### Instructions to follow
Extract the full listing verbatim and drop any pictures from your copy.

### Material for this task
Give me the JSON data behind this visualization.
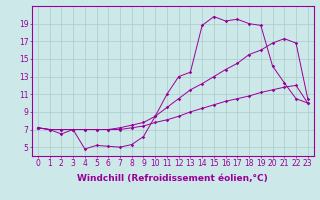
{
  "background_color": "#cce8e8",
  "line_color": "#990099",
  "grid_color": "#aacccc",
  "xlabel": "Windchill (Refroidissement éolien,°C)",
  "xlabel_fontsize": 6.5,
  "xtick_fontsize": 5.5,
  "ytick_fontsize": 5.5,
  "ylim": [
    4.0,
    21.0
  ],
  "xlim": [
    -0.5,
    23.5
  ],
  "yticks": [
    5,
    7,
    9,
    11,
    13,
    15,
    17,
    19
  ],
  "xticks": [
    0,
    1,
    2,
    3,
    4,
    5,
    6,
    7,
    8,
    9,
    10,
    11,
    12,
    13,
    14,
    15,
    16,
    17,
    18,
    19,
    20,
    21,
    22,
    23
  ],
  "line1_x": [
    0,
    1,
    2,
    3,
    4,
    5,
    6,
    7,
    8,
    9,
    10,
    11,
    12,
    13,
    14,
    15,
    16,
    17,
    18,
    19,
    20,
    21,
    22,
    23
  ],
  "line1_y": [
    7.2,
    7.0,
    6.5,
    7.0,
    4.8,
    5.2,
    5.1,
    5.0,
    5.3,
    6.2,
    8.5,
    11.0,
    13.0,
    13.5,
    18.8,
    19.8,
    19.3,
    19.5,
    19.0,
    18.8,
    14.2,
    12.3,
    10.5,
    10.0
  ],
  "line2_x": [
    0,
    1,
    2,
    3,
    4,
    5,
    6,
    7,
    8,
    9,
    10,
    11,
    12,
    13,
    14,
    15,
    16,
    17,
    18,
    19,
    20,
    21,
    22,
    23
  ],
  "line2_y": [
    7.2,
    7.0,
    7.0,
    7.0,
    7.0,
    7.0,
    7.0,
    7.2,
    7.5,
    7.8,
    8.5,
    9.5,
    10.5,
    11.5,
    12.2,
    13.0,
    13.8,
    14.5,
    15.5,
    16.0,
    16.8,
    17.3,
    16.8,
    10.5
  ],
  "line3_x": [
    0,
    1,
    2,
    3,
    4,
    5,
    6,
    7,
    8,
    9,
    10,
    11,
    12,
    13,
    14,
    15,
    16,
    17,
    18,
    19,
    20,
    21,
    22,
    23
  ],
  "line3_y": [
    7.2,
    7.0,
    7.0,
    7.0,
    7.0,
    7.0,
    7.0,
    7.0,
    7.2,
    7.4,
    7.8,
    8.1,
    8.5,
    9.0,
    9.4,
    9.8,
    10.2,
    10.5,
    10.8,
    11.2,
    11.5,
    11.8,
    12.0,
    10.0
  ]
}
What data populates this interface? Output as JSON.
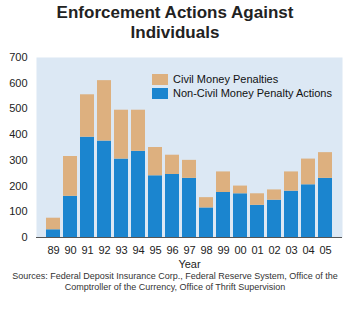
{
  "chart_data": {
    "type": "bar",
    "title": "Enforcement Actions Against Individuals",
    "caption": "Sources: Federal Deposit Insurance Corp., Federal Reserve System, Office of the Comptroller of the Currency, Office of Thrift Supervision",
    "x_label": "Year",
    "categories": [
      "89",
      "90",
      "91",
      "92",
      "93",
      "94",
      "95",
      "96",
      "97",
      "98",
      "99",
      "00",
      "01",
      "02",
      "03",
      "04",
      "05"
    ],
    "series": [
      {
        "name": "Non-Civil Money Penalty Actions",
        "color": "#1b85cf",
        "values": [
          30,
          160,
          390,
          375,
          305,
          335,
          240,
          245,
          230,
          115,
          175,
          170,
          125,
          145,
          180,
          205,
          230
        ]
      },
      {
        "name": "Civil Money Penalties",
        "color": "#ddb07f",
        "values": [
          45,
          155,
          165,
          235,
          190,
          160,
          110,
          75,
          70,
          40,
          80,
          30,
          45,
          40,
          75,
          100,
          100
        ]
      }
    ],
    "stacked": true,
    "legend": "top-right",
    "ylim": [
      0,
      700
    ],
    "yticks": [
      0,
      100,
      200,
      300,
      400,
      500,
      600,
      700
    ],
    "grid": false
  }
}
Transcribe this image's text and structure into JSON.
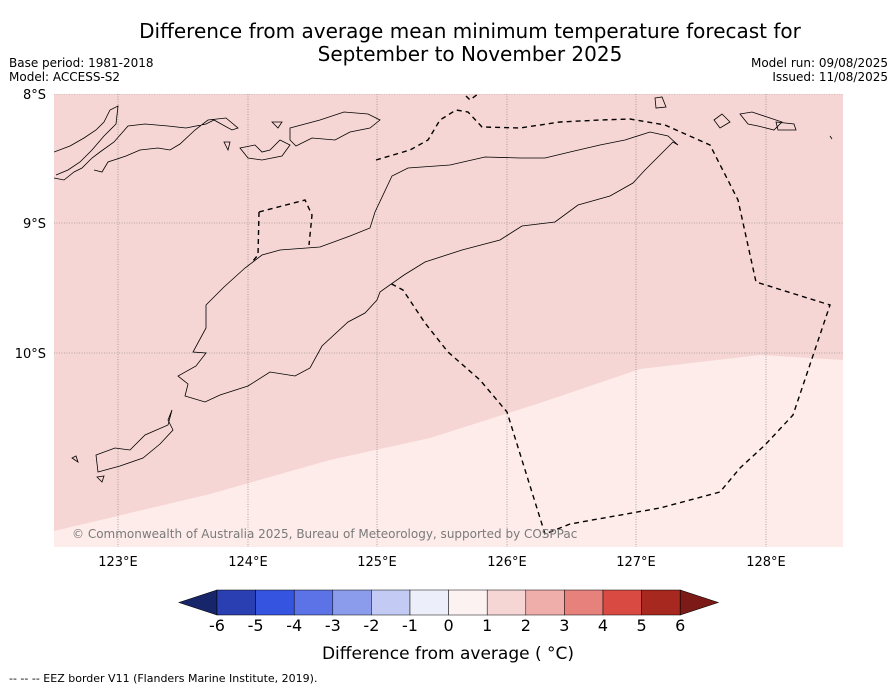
{
  "title_line1": "Difference from average mean minimum temperature forecast for",
  "title_line2": "September to November 2025",
  "base_period": "Base period: 1981-2018",
  "model": "Model: ACCESS-S2",
  "model_run": "Model run: 09/08/2025",
  "issued": "Issued: 11/08/2025",
  "lat_labels": [
    "8°S",
    "9°S",
    "10°S"
  ],
  "lon_labels": [
    "123°E",
    "124°E",
    "125°E",
    "126°E",
    "127°E",
    "128°E"
  ],
  "copyright": "© Commonwealth of Australia 2025, Bureau of Meteorology, supported by COSPPac",
  "colorbar": {
    "title": "Difference from average ( °C)",
    "ticks": [
      "-6",
      "-5",
      "-4",
      "-3",
      "-2",
      "-1",
      "0",
      "1",
      "2",
      "3",
      "4",
      "5",
      "6"
    ],
    "colors": [
      "#17256b",
      "#2a3fb1",
      "#3555e0",
      "#5b73e6",
      "#8b9cec",
      "#c3caf4",
      "#eceef9",
      "#fdf2f2",
      "#f6d6d5",
      "#efaeaa",
      "#e6817c",
      "#d94a42",
      "#a6281f",
      "#7b1a16"
    ]
  },
  "legend_footer": "-- -- -- EEZ border V11 (Flanders Marine Institute, 2019).",
  "map": {
    "fill_high": "#f6d6d5",
    "fill_low": "#fdecea",
    "anomaly_regions": [
      "1 to 2 °C",
      "0 to 1 °C"
    ]
  }
}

### Exercise result
Give me the JSON data behind this visualization.
{
  "background_color": "#cce8e8",
  "line_color": "#990099",
  "grid_color": "#aacccc",
  "xlabel": "Windchill (Refroidissement éolien,°C)",
  "xlabel_fontsize": 6.5,
  "xtick_fontsize": 5.5,
  "ytick_fontsize": 5.5,
  "ylim": [
    4.0,
    21.0
  ],
  "xlim": [
    -0.5,
    23.5
  ],
  "yticks": [
    5,
    7,
    9,
    11,
    13,
    15,
    17,
    19
  ],
  "xticks": [
    0,
    1,
    2,
    3,
    4,
    5,
    6,
    7,
    8,
    9,
    10,
    11,
    12,
    13,
    14,
    15,
    16,
    17,
    18,
    19,
    20,
    21,
    22,
    23
  ],
  "line1_x": [
    0,
    1,
    2,
    3,
    4,
    5,
    6,
    7,
    8,
    9,
    10,
    11,
    12,
    13,
    14,
    15,
    16,
    17,
    18,
    19,
    20,
    21,
    22,
    23
  ],
  "line1_y": [
    7.2,
    7.0,
    6.5,
    7.0,
    4.8,
    5.2,
    5.1,
    5.0,
    5.3,
    6.2,
    8.5,
    11.0,
    13.0,
    13.5,
    18.8,
    19.8,
    19.3,
    19.5,
    19.0,
    18.8,
    14.2,
    12.3,
    10.5,
    10.0
  ],
  "line2_x": [
    0,
    1,
    2,
    3,
    4,
    5,
    6,
    7,
    8,
    9,
    10,
    11,
    12,
    13,
    14,
    15,
    16,
    17,
    18,
    19,
    20,
    21,
    22,
    23
  ],
  "line2_y": [
    7.2,
    7.0,
    7.0,
    7.0,
    7.0,
    7.0,
    7.0,
    7.2,
    7.5,
    7.8,
    8.5,
    9.5,
    10.5,
    11.5,
    12.2,
    13.0,
    13.8,
    14.5,
    15.5,
    16.0,
    16.8,
    17.3,
    16.8,
    10.5
  ],
  "line3_x": [
    0,
    1,
    2,
    3,
    4,
    5,
    6,
    7,
    8,
    9,
    10,
    11,
    12,
    13,
    14,
    15,
    16,
    17,
    18,
    19,
    20,
    21,
    22,
    23
  ],
  "line3_y": [
    7.2,
    7.0,
    7.0,
    7.0,
    7.0,
    7.0,
    7.0,
    7.0,
    7.2,
    7.4,
    7.8,
    8.1,
    8.5,
    9.0,
    9.4,
    9.8,
    10.2,
    10.5,
    10.8,
    11.2,
    11.5,
    11.8,
    12.0,
    10.0
  ]
}
What data populates this interface? Output as JSON.
{
  "chart_data": {
    "type": "bar",
    "title": "Enforcement Actions Against Individuals",
    "caption": "Sources: Federal Deposit Insurance Corp., Federal Reserve System, Office of the Comptroller of the Currency, Office of Thrift Supervision",
    "x_label": "Year",
    "categories": [
      "89",
      "90",
      "91",
      "92",
      "93",
      "94",
      "95",
      "96",
      "97",
      "98",
      "99",
      "00",
      "01",
      "02",
      "03",
      "04",
      "05"
    ],
    "series": [
      {
        "name": "Non-Civil Money Penalty Actions",
        "color": "#1b85cf",
        "values": [
          30,
          160,
          390,
          375,
          305,
          335,
          240,
          245,
          230,
          115,
          175,
          170,
          125,
          145,
          180,
          205,
          230
        ]
      },
      {
        "name": "Civil Money Penalties",
        "color": "#ddb07f",
        "values": [
          45,
          155,
          165,
          235,
          190,
          160,
          110,
          75,
          70,
          40,
          80,
          30,
          45,
          40,
          75,
          100,
          100
        ]
      }
    ],
    "stacked": true,
    "legend": "top-right",
    "ylim": [
      0,
      700
    ],
    "yticks": [
      0,
      100,
      200,
      300,
      400,
      500,
      600,
      700
    ],
    "grid": false
  }
}
Transcribe this image's text and structure into JSON.
{
  "title_line1": "Difference from average mean minimum temperature forecast for",
  "title_line2": "September to November 2025",
  "base_period": "Base period: 1981-2018",
  "model": "Model: ACCESS-S2",
  "model_run": "Model run: 09/08/2025",
  "issued": "Issued: 11/08/2025",
  "lat_labels": [
    "8°S",
    "9°S",
    "10°S"
  ],
  "lon_labels": [
    "123°E",
    "124°E",
    "125°E",
    "126°E",
    "127°E",
    "128°E"
  ],
  "copyright": "© Commonwealth of Australia 2025, Bureau of Meteorology, supported by COSPPac",
  "colorbar": {
    "title": "Difference from average ( °C)",
    "ticks": [
      "-6",
      "-5",
      "-4",
      "-3",
      "-2",
      "-1",
      "0",
      "1",
      "2",
      "3",
      "4",
      "5",
      "6"
    ],
    "colors": [
      "#17256b",
      "#2a3fb1",
      "#3555e0",
      "#5b73e6",
      "#8b9cec",
      "#c3caf4",
      "#eceef9",
      "#fdf2f2",
      "#f6d6d5",
      "#efaeaa",
      "#e6817c",
      "#d94a42",
      "#a6281f",
      "#7b1a16"
    ]
  },
  "legend_footer": "-- -- -- EEZ border V11 (Flanders Marine Institute, 2019).",
  "map": {
    "fill_high": "#f6d6d5",
    "fill_low": "#fdecea",
    "anomaly_regions": [
      "1 to 2 °C",
      "0 to 1 °C"
    ]
  }
}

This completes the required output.